**EXERCISE GOAL**:
Pick out each line in these entries that contains the string "placées".

**MATERIAL SUPPLIED**:
+ + + + +

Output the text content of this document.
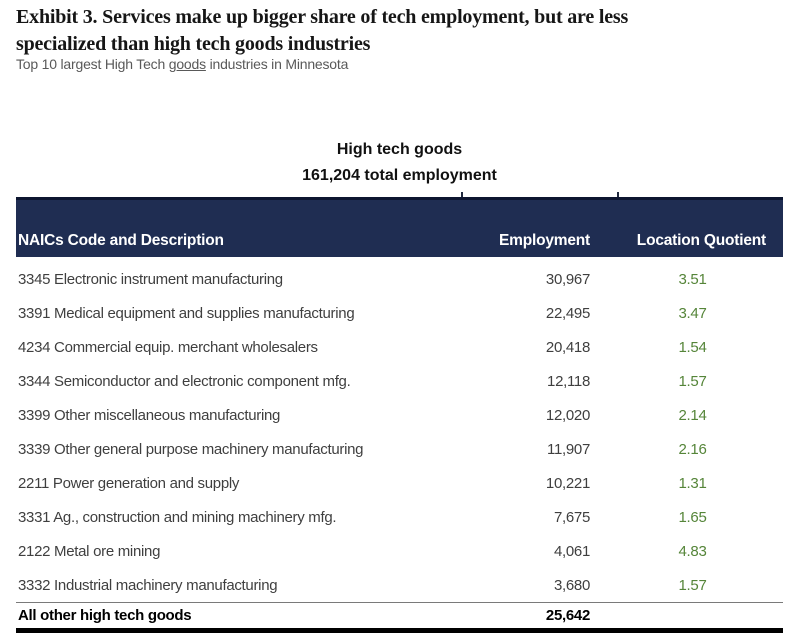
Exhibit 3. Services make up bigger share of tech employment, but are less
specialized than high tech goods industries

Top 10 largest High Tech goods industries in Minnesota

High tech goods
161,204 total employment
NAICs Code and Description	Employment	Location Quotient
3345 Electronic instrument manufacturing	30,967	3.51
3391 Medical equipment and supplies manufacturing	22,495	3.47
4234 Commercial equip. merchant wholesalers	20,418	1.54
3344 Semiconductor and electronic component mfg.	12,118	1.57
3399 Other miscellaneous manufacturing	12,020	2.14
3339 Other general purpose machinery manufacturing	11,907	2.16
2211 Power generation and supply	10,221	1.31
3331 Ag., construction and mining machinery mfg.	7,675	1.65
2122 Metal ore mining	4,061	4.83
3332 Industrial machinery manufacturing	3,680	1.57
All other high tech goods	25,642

+ + + + +

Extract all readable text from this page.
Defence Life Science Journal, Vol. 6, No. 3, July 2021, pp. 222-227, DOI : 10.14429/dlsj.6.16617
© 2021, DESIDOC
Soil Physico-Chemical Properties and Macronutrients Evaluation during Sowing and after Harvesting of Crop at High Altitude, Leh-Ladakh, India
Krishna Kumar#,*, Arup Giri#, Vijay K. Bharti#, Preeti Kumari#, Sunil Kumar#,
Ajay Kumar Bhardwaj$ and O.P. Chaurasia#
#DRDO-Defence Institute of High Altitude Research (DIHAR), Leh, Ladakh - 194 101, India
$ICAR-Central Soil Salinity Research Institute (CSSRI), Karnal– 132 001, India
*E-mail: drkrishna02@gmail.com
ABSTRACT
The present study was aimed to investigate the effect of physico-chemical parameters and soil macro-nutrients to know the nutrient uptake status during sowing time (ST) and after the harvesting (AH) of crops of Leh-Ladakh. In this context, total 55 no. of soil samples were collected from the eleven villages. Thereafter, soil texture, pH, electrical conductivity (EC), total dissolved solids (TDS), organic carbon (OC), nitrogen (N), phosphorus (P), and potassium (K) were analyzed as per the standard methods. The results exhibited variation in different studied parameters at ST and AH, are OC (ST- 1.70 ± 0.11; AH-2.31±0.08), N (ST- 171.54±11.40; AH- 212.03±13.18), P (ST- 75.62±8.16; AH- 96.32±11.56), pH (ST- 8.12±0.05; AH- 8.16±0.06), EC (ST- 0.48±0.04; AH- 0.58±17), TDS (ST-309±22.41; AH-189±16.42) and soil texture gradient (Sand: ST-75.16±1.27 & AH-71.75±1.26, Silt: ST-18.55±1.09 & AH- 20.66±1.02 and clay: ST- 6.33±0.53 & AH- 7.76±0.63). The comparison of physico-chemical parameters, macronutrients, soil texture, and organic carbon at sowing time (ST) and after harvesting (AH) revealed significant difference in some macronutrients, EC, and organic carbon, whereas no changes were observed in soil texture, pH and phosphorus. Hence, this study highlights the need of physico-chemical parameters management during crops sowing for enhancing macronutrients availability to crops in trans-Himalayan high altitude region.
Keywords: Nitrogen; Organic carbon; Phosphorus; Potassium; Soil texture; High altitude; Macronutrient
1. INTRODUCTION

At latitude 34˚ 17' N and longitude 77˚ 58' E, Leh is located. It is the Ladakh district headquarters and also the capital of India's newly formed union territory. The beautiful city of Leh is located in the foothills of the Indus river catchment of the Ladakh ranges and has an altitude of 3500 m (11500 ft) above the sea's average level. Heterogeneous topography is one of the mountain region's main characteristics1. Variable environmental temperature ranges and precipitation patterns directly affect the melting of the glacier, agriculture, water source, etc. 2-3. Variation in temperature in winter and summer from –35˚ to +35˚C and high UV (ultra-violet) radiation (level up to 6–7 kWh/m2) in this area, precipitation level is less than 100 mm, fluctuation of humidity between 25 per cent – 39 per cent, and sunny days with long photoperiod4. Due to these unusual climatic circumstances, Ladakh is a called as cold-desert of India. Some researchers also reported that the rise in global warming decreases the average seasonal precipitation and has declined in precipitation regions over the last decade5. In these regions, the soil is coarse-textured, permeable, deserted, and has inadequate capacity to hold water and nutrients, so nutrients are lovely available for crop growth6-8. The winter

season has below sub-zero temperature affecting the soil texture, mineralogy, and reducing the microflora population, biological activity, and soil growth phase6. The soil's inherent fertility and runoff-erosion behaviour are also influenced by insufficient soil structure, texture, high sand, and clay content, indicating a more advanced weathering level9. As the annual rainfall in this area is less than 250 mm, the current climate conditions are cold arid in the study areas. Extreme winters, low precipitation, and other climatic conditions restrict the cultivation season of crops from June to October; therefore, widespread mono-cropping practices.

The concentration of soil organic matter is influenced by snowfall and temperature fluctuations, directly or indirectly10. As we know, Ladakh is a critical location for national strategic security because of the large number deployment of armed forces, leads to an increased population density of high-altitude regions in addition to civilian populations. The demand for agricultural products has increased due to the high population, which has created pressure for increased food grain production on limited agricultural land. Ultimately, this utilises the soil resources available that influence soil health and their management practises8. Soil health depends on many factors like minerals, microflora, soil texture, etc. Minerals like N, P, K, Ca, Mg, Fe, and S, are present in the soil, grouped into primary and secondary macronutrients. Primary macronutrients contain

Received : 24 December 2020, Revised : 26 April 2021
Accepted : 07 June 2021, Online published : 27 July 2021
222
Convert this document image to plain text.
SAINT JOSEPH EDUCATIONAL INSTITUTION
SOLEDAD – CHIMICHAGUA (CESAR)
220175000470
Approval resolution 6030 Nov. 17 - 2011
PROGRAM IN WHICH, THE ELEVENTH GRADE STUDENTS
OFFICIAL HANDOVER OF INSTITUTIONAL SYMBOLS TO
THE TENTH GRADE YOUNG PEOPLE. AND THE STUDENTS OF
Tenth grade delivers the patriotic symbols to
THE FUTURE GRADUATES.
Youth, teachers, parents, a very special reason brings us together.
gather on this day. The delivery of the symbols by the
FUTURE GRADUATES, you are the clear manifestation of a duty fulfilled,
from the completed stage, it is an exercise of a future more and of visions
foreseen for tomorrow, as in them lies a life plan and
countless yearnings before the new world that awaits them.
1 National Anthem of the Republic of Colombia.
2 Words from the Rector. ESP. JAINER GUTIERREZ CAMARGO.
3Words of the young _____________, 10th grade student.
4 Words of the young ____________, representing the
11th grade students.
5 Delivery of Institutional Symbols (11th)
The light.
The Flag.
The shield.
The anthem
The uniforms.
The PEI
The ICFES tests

+ + + + +

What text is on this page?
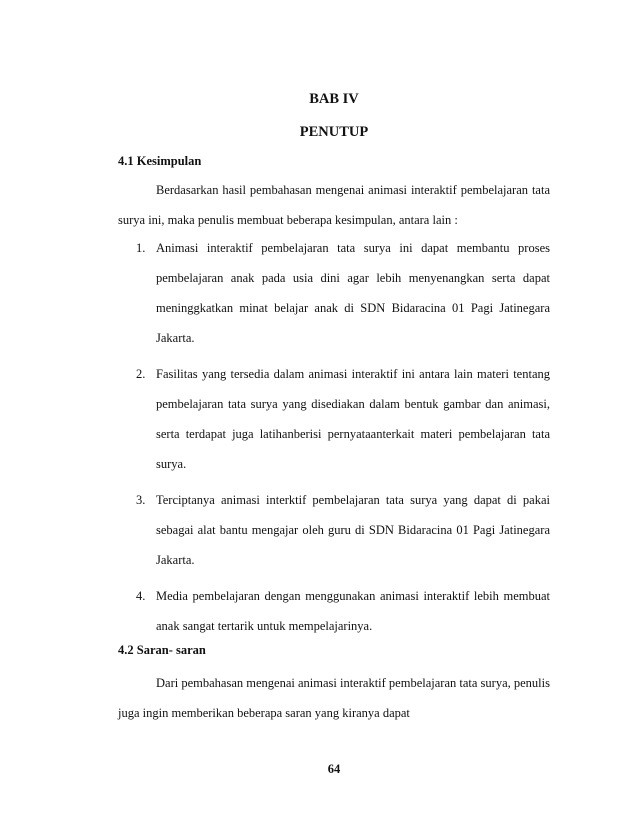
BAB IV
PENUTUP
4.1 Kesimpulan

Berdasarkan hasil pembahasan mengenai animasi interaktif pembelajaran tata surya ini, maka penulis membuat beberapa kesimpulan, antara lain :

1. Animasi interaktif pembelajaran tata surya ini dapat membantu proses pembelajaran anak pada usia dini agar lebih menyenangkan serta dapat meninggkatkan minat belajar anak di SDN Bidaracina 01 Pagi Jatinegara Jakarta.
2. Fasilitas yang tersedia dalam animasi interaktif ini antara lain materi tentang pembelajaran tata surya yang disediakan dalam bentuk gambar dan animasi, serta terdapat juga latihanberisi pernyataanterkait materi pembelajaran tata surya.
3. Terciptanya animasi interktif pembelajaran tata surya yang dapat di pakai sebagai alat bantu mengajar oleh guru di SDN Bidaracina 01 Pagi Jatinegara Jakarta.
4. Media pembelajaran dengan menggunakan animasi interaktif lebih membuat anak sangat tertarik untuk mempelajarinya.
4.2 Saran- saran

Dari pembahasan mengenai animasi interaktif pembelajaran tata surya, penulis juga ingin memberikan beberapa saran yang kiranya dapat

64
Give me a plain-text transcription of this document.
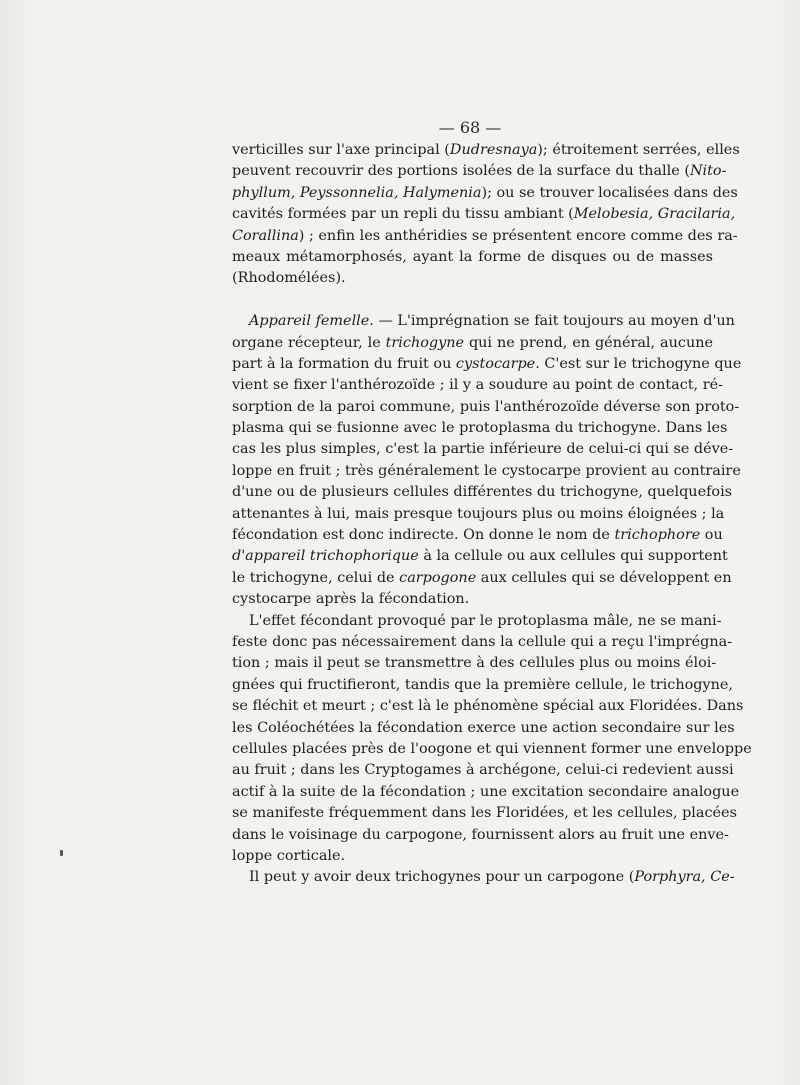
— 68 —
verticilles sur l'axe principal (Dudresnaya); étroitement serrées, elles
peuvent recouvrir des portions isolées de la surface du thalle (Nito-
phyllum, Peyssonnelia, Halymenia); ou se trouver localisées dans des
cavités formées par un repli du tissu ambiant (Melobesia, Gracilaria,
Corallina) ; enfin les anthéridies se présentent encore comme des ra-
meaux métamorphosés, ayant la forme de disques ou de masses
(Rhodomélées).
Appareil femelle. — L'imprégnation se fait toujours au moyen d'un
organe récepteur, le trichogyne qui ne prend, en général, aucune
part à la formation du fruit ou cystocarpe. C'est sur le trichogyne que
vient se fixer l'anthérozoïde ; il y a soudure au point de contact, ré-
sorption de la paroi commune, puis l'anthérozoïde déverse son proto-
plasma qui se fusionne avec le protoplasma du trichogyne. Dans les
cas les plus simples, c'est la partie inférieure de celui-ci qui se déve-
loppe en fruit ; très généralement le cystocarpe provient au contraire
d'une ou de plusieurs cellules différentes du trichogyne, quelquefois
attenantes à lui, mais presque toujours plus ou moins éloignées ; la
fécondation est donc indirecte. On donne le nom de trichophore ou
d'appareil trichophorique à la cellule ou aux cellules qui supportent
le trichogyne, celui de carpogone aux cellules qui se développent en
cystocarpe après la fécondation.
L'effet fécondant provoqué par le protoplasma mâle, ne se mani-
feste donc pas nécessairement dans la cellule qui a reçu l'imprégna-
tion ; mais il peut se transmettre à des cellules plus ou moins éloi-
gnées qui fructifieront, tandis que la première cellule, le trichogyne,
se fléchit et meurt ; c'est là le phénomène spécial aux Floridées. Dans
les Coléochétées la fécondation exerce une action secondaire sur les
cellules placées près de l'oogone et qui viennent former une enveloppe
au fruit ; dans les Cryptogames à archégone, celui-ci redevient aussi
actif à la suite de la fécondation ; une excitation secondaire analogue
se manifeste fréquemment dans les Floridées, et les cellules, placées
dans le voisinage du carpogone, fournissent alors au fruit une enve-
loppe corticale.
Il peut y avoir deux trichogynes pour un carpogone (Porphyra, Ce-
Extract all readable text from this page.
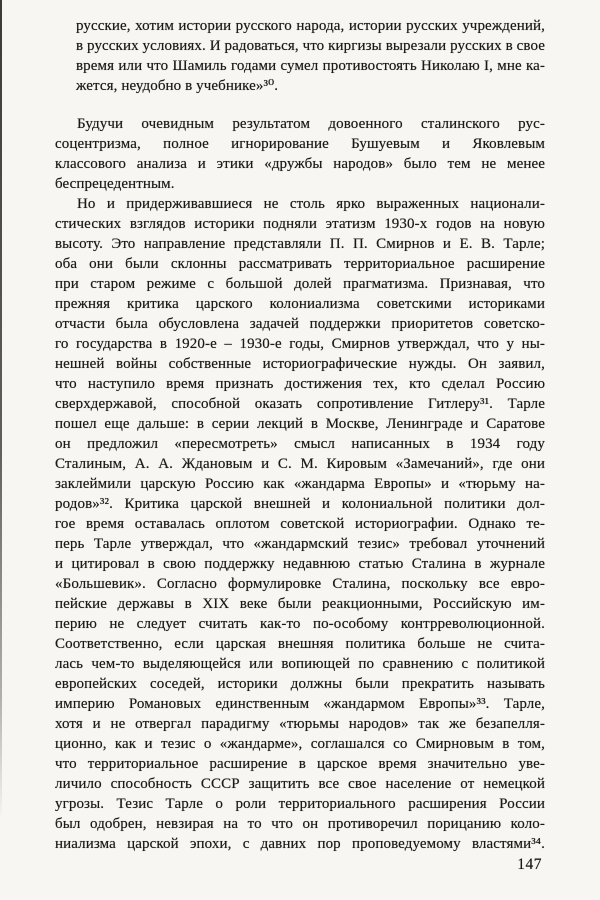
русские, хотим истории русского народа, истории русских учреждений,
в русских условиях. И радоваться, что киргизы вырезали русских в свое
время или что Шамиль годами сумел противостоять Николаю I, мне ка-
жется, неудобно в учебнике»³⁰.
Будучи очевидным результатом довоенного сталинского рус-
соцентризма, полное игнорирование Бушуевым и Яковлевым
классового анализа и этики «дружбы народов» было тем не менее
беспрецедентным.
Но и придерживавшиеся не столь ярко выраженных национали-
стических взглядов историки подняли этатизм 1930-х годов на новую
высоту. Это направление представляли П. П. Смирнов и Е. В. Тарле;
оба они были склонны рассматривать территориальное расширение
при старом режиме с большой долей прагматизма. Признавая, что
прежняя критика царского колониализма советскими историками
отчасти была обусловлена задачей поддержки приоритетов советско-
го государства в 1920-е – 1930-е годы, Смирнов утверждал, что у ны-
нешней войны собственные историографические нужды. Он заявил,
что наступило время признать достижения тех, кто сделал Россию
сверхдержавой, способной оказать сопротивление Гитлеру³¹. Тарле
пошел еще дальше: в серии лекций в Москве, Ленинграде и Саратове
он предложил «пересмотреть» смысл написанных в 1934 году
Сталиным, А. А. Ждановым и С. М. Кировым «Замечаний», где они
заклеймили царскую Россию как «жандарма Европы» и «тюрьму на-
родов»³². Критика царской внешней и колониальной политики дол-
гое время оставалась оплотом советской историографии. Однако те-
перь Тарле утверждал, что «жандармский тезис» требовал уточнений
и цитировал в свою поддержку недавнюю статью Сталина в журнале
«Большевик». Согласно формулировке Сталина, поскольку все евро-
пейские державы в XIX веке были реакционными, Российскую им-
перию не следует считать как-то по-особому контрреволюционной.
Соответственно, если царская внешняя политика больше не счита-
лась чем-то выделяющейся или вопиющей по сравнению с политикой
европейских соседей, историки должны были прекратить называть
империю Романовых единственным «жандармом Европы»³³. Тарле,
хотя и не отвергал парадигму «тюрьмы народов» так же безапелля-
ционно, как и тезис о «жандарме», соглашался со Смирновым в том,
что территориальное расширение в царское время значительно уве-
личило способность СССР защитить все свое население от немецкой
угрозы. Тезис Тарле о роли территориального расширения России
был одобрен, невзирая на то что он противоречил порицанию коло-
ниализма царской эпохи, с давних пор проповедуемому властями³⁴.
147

+ + + + +

**EXERCISE RESPONSE**:
cellules placées près de l'oogone et qui viennent former une enveloppe
se manifeste fréquemment dans les Floridées, et les cellules, placées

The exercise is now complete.